*Data provided*.
────

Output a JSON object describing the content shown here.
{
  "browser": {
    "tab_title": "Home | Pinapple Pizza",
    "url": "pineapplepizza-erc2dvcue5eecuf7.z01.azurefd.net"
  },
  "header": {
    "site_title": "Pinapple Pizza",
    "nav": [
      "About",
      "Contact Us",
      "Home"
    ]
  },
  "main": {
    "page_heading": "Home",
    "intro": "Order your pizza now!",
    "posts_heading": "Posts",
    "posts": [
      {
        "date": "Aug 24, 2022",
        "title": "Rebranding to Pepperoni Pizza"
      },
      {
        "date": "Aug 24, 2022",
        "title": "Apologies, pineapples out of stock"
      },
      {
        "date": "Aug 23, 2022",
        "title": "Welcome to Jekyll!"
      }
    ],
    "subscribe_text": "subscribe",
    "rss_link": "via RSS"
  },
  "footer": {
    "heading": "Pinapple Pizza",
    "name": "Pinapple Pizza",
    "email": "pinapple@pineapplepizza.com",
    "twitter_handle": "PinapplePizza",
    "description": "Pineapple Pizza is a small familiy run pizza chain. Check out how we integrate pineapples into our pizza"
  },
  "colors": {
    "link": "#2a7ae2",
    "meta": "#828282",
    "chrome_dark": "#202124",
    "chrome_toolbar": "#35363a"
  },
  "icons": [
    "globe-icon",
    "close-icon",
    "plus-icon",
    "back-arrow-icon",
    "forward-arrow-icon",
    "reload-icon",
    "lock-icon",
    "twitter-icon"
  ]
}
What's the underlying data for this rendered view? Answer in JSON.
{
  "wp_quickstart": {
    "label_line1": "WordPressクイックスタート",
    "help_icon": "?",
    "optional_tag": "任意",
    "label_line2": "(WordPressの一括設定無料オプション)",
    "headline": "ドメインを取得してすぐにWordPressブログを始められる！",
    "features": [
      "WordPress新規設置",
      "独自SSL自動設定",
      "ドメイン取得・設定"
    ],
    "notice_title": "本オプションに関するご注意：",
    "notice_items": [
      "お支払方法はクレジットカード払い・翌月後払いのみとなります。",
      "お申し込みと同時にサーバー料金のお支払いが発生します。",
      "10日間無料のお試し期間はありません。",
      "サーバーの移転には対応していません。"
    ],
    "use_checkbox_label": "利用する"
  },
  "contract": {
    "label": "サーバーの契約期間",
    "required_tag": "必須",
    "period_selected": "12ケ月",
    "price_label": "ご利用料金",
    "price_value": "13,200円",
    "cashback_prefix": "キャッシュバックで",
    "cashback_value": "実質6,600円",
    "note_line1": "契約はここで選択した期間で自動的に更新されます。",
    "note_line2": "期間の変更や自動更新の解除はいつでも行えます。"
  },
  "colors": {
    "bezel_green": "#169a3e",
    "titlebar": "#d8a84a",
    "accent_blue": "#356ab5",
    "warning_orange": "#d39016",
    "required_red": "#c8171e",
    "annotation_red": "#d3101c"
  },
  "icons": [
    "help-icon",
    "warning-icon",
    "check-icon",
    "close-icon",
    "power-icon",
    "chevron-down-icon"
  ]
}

────

Repeat every record exactly as written, please.

Output a JSON object describing the content shown here.
{
  "browser": {
    "tab_title": "Home | Pinapple Pizza",
    "url": "pineapplepizza-erc2dvcue5eecuf7.z01.azurefd.net"
  },
  "header": {
    "site_title": "Pinapple Pizza",
    "nav": [
      "About",
      "Contact Us",
      "Home"
    ]
  },
  "main": {
    "page_heading": "Home",
    "intro": "Order your pizza now!",
    "posts_heading": "Posts",
    "posts": [
      {
        "date": "Aug 24, 2022",
        "title": "Rebranding to Pepperoni Pizza"
      },
      {
        "date": "Aug 24, 2022",
        "title": "Apologies, pineapples out of stock"
      },
      {
        "date": "Aug 23, 2022",
        "title": "Welcome to Jekyll!"
      }
    ],
    "subscribe_text": "subscribe",
    "rss_link": "via RSS"
  },
  "footer": {
    "heading": "Pinapple Pizza",
    "name": "Pinapple Pizza",
    "email": "pinapple@pineapplepizza.com",
    "twitter_handle": "PinapplePizza",
    "description": "Pineapple Pizza is a small familiy run pizza chain. Check out how we integrate pineapples into our pizza"
  },
  "colors": {
    "link": "#2a7ae2",
    "meta": "#828282",
    "chrome_dark": "#202124",
    "chrome_toolbar": "#35363a"
  },
  "icons": [
    "globe-icon",
    "close-icon",
    "plus-icon",
    "back-arrow-icon",
    "forward-arrow-icon",
    "reload-icon",
    "lock-icon",
    "twitter-icon"
  ]
}
What's the underlying data for this rendered view? Answer in JSON.
{
  "wp_quickstart": {
    "label_line1": "WordPressクイックスタート",
    "help_icon": "?",
    "optional_tag": "任意",
    "label_line2": "(WordPressの一括設定無料オプション)",
    "headline": "ドメインを取得してすぐにWordPressブログを始められる！",
    "features": [
      "WordPress新規設置",
      "独自SSL自動設定",
      "ドメイン取得・設定"
    ],
    "notice_title": "本オプションに関するご注意：",
    "notice_items": [
      "お支払方法はクレジットカード払い・翌月後払いのみとなります。",
      "お申し込みと同時にサーバー料金のお支払いが発生します。",
      "10日間無料のお試し期間はありません。",
      "サーバーの移転には対応していません。"
    ],
    "use_checkbox_label": "利用する"
  },
  "contract": {
    "label": "サーバーの契約期間",
    "required_tag": "必須",
    "period_selected": "12ケ月",
    "price_label": "ご利用料金",
    "price_value": "13,200円",
    "cashback_prefix": "キャッシュバックで",
    "cashback_value": "実質6,600円",
    "note_line1": "契約はここで選択した期間で自動的に更新されます。",
    "note_line2": "期間の変更や自動更新の解除はいつでも行えます。"
  },
  "colors": {
    "bezel_green": "#169a3e",
    "titlebar": "#d8a84a",
    "accent_blue": "#356ab5",
    "warning_orange": "#d39016",
    "required_red": "#c8171e",
    "annotation_red": "#d3101c"
  },
  "icons": [
    "help-icon",
    "warning-icon",
    "check-icon",
    "close-icon",
    "power-icon",
    "chevron-down-icon"
  ]
}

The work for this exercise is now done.